▶ [Task to carry out]
Extract all lines containing "JSON".

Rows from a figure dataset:
::::::

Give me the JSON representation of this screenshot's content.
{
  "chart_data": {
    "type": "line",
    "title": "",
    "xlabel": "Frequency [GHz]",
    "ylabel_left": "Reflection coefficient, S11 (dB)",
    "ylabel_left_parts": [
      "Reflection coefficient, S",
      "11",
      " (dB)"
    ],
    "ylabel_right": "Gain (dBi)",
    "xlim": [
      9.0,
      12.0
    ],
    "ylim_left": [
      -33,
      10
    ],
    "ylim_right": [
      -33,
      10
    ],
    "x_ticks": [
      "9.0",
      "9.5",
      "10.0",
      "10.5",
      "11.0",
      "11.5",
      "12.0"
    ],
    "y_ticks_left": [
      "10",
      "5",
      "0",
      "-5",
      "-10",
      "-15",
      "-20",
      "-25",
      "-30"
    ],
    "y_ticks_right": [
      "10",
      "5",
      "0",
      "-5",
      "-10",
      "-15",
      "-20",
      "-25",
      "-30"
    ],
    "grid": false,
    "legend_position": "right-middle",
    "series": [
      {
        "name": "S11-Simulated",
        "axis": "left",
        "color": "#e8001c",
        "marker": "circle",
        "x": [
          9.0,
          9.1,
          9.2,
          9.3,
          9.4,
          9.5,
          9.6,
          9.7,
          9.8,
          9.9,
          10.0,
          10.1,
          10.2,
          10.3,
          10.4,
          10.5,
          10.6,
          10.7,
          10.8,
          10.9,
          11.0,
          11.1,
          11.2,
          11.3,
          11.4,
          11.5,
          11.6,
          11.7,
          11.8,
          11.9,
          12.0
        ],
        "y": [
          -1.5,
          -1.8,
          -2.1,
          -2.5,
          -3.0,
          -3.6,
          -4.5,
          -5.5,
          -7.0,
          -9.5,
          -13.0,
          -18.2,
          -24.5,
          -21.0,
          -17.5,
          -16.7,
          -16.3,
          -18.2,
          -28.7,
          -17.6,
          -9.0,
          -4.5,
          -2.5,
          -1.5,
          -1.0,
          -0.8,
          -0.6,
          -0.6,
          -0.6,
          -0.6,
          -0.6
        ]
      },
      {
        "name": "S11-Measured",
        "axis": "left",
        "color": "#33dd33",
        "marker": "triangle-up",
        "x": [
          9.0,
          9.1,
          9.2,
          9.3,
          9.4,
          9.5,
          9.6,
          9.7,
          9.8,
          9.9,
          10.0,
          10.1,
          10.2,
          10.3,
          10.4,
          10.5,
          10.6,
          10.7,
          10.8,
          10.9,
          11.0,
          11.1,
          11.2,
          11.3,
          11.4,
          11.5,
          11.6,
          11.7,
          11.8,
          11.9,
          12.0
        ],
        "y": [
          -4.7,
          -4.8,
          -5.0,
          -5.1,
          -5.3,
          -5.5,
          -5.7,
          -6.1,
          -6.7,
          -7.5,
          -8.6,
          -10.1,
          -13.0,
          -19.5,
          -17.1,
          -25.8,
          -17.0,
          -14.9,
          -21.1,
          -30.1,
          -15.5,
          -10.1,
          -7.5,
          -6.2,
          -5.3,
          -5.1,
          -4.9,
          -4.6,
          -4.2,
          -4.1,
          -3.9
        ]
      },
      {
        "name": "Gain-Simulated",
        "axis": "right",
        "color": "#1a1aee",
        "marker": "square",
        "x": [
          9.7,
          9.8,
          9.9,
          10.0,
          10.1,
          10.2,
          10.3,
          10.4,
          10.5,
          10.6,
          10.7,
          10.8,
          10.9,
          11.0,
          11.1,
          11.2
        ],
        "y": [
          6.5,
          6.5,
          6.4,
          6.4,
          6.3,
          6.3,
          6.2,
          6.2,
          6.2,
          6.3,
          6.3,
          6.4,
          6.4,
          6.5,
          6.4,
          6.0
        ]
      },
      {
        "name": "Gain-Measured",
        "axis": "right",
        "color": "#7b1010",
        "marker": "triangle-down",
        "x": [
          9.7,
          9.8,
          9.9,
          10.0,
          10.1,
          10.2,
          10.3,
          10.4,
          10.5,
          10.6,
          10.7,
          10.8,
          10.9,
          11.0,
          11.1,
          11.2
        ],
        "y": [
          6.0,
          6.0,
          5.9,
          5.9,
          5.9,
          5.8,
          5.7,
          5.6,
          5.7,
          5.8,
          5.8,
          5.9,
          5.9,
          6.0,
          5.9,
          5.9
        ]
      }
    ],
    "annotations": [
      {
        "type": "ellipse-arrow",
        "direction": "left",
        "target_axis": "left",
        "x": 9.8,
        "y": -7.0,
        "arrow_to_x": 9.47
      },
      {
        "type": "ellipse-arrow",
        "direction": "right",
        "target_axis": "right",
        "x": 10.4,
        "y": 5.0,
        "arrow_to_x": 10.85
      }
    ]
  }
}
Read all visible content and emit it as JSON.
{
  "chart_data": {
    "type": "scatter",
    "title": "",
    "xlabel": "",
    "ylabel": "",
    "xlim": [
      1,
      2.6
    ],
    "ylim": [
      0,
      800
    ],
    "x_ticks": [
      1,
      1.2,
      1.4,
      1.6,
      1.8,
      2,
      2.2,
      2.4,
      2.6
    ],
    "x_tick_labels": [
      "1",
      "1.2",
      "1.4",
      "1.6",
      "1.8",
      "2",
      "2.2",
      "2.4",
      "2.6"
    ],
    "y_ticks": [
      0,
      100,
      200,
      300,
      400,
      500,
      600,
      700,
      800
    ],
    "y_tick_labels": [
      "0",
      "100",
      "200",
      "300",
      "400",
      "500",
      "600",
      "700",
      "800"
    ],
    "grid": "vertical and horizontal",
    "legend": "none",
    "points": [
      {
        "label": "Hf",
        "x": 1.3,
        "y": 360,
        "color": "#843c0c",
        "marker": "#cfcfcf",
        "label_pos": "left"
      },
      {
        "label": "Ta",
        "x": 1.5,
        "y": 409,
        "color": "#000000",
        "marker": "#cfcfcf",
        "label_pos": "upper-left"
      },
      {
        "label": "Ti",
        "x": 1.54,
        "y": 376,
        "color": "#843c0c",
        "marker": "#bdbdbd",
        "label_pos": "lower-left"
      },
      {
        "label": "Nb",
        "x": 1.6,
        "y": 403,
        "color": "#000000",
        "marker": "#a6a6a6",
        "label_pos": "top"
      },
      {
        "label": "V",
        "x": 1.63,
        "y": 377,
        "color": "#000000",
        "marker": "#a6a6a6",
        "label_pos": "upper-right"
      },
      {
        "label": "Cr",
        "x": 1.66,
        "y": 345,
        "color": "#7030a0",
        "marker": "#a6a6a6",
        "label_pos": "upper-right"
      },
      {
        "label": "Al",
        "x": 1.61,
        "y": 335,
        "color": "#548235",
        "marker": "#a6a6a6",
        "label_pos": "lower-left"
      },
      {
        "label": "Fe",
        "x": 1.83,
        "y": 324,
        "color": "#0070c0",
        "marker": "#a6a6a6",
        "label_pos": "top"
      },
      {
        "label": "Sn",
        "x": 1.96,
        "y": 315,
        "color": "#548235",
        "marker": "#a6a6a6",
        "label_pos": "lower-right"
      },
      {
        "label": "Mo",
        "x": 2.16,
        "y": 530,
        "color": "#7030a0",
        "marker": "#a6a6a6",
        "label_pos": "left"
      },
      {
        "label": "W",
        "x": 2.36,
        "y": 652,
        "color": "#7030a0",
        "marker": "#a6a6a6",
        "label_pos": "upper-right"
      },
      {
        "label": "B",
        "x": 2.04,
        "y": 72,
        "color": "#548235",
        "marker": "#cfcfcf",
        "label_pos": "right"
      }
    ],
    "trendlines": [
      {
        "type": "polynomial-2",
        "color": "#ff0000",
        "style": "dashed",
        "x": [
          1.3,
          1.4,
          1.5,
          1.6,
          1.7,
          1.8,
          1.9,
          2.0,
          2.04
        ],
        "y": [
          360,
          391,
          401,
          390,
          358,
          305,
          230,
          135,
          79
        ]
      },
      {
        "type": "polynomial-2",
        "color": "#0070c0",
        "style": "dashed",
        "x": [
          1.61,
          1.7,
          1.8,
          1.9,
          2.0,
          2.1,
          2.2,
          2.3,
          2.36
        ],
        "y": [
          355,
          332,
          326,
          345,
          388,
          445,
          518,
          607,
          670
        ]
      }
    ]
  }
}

::::::

▶ [The solution]
Give me the JSON representation of this screenshot's content.
Read all visible content and emit it as JSON.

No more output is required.